▶ [To be done]:
Type out all the records word for word. Any pictures are to be left out.

▶ [Dataset entries]:
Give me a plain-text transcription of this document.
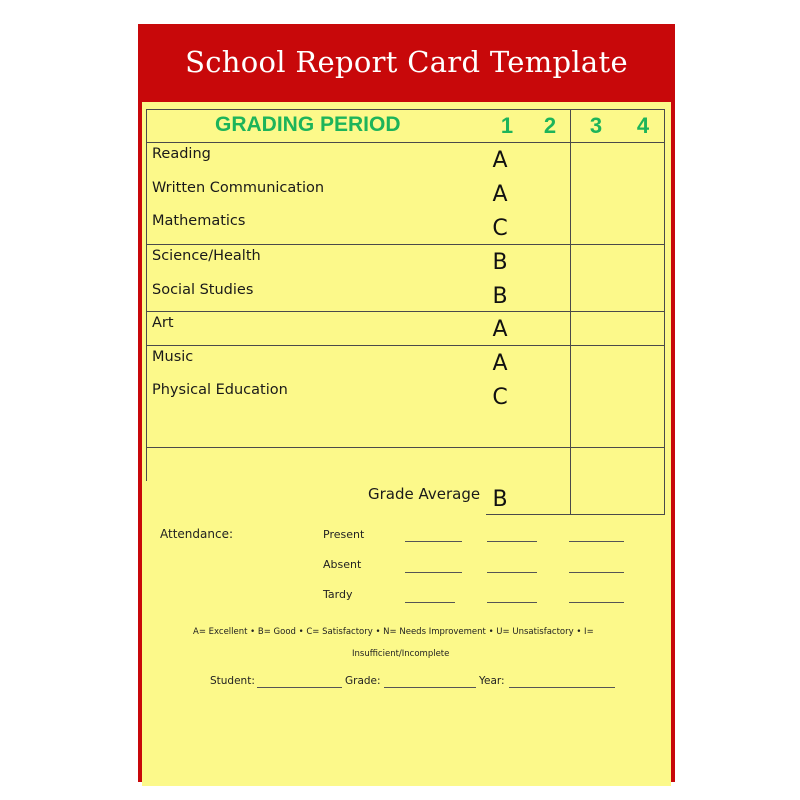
School Report Card Template
GRADING PERIOD	1 2 3 4
Reading	A
Written Communication	A
Mathematics	C
Science/Health	B
Social Studies	B
Art	A
Music	A
Physical Education	C
Grade Average B
Attendance:	Present
Absent
Tardy
A= Excellent • B= Good • C= Satisfactory • N= Needs Improvement • U= Unsatisfactory • I=
Insufficient/Incomplete
Student:	Grade:	Year:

▶ [Solved problem]:
Give me a plain-text transcription of this document.
School Report Card Template
GRADING PERIOD	1 2 3 4
Reading	A
Written Communication	A
Mathematics	C
Science/Health	B
Social Studies	B
Art	A
Music	A
Physical Education	C
Grade Average B
Attendance:	Present
Absent
Tardy
A= Excellent • B= Good • C= Satisfactory • N= Needs Improvement • U= Unsatisfactory • I=
Insufficient/Incomplete
Student:	Grade:	Year:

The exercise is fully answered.